Dataset rows
= = = = =

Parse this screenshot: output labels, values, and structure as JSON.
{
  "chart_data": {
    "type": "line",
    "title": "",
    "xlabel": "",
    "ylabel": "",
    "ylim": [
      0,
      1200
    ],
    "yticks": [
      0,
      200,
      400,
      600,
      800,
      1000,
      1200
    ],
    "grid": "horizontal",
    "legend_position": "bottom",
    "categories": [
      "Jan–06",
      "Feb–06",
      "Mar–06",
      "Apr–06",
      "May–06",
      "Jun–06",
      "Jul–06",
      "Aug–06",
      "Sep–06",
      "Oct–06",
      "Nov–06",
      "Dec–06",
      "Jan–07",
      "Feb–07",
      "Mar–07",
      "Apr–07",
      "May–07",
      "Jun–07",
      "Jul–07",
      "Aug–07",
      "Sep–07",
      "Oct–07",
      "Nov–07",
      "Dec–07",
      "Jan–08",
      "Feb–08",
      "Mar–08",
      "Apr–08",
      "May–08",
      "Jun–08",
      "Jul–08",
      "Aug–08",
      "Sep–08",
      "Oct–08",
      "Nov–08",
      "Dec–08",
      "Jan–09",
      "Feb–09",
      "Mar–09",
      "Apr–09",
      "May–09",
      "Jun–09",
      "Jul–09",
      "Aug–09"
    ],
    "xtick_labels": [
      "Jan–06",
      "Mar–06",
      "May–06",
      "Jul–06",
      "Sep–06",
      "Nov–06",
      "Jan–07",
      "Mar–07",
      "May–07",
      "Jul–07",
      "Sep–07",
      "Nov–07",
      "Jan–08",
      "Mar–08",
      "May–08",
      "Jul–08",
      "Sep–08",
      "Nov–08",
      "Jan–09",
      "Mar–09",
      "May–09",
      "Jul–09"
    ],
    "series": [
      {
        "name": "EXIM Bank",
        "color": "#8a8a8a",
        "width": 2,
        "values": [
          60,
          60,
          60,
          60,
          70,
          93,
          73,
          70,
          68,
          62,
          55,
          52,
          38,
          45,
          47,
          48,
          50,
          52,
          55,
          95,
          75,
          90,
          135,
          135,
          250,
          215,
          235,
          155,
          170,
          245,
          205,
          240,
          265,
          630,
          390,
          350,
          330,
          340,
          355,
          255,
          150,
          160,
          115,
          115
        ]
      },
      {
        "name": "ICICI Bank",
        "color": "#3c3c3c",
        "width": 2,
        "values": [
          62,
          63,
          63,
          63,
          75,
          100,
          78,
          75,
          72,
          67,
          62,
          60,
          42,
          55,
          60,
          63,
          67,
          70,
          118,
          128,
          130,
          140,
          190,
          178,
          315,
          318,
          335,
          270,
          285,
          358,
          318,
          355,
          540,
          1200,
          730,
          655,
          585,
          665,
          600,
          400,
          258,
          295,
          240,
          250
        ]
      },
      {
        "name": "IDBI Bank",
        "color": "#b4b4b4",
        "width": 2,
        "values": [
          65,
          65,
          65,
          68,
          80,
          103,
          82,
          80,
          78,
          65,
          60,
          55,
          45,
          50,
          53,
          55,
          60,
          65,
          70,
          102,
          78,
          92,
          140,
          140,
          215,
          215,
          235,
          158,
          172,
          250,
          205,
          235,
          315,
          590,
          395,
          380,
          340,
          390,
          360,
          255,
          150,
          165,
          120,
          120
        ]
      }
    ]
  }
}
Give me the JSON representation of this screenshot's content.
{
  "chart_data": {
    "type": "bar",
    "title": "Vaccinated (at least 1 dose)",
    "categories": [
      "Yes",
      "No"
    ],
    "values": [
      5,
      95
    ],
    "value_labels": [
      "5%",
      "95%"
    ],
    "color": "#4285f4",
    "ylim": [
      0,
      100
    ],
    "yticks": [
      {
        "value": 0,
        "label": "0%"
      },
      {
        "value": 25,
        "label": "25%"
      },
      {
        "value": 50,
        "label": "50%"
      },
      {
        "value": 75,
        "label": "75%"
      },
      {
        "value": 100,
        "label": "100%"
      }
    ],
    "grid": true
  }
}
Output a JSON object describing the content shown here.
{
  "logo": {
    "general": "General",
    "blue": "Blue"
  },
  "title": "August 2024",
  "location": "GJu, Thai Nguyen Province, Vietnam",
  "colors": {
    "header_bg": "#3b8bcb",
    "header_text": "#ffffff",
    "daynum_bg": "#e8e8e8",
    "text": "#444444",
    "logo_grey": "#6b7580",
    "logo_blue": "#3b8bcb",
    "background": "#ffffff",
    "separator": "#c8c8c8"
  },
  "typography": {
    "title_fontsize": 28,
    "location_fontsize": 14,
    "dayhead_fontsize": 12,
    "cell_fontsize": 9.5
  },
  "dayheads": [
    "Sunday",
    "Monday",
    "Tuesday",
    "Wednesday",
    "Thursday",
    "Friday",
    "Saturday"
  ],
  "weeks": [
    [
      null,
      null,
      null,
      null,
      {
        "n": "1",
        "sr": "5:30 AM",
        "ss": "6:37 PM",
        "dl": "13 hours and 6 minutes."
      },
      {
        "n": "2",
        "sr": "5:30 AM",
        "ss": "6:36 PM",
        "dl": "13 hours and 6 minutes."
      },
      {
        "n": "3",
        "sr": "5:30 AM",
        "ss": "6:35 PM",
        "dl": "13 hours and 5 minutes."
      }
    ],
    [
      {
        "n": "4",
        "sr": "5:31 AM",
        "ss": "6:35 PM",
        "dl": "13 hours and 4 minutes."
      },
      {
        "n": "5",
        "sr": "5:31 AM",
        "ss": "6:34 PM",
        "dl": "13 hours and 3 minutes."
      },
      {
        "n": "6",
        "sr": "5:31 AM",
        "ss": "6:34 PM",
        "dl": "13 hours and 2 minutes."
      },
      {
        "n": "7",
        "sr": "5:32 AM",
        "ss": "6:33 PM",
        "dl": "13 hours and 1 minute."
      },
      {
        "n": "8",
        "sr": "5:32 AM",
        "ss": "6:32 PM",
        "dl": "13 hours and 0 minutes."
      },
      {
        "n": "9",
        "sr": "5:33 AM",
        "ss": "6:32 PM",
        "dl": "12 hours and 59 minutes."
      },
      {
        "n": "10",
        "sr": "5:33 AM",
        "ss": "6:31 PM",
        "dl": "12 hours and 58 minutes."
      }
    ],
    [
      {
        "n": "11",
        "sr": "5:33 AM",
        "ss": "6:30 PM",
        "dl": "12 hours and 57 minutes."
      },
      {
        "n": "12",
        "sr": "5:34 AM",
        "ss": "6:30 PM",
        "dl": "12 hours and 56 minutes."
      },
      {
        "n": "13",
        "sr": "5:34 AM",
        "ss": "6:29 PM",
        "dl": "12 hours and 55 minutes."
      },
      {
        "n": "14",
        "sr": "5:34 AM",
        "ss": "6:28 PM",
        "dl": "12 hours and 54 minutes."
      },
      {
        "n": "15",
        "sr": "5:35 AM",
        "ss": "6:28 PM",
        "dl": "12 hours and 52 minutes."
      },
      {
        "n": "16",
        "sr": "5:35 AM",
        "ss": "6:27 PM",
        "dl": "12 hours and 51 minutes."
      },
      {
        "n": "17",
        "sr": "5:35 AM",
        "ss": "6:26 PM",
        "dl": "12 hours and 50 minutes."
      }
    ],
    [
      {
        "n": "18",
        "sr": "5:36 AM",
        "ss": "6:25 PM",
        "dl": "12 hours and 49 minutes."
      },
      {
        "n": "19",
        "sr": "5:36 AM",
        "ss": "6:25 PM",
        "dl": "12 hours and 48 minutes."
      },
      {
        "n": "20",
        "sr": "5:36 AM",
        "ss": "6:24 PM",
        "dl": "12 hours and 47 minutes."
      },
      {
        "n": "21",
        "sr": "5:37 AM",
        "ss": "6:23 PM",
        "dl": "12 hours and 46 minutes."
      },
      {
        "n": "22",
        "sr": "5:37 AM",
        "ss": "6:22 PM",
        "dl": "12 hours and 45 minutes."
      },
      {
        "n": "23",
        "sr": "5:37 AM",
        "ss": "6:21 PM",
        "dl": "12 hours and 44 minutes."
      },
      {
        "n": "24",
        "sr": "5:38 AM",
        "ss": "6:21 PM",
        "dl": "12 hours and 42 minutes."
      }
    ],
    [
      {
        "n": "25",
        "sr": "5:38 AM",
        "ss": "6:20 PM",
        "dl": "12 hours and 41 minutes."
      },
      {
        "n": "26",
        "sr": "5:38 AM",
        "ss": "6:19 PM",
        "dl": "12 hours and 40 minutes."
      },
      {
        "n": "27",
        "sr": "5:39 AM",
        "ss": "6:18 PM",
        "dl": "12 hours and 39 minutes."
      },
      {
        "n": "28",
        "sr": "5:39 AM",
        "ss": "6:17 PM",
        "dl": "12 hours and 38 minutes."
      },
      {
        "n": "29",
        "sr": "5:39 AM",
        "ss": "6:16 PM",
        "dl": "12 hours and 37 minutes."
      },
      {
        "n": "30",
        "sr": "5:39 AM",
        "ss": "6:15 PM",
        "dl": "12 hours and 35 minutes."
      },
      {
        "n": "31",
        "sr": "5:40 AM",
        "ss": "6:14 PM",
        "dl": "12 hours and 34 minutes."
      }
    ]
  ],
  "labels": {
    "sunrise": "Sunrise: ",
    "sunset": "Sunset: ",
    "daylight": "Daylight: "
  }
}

= = = = =

◆ **What is asked**
Pick out every line holding the string "Bank" and return it.

◆ **Solved problem**
        "name": "EXIM Bank",
        "name": "ICICI Bank",
        "name": "IDBI Bank",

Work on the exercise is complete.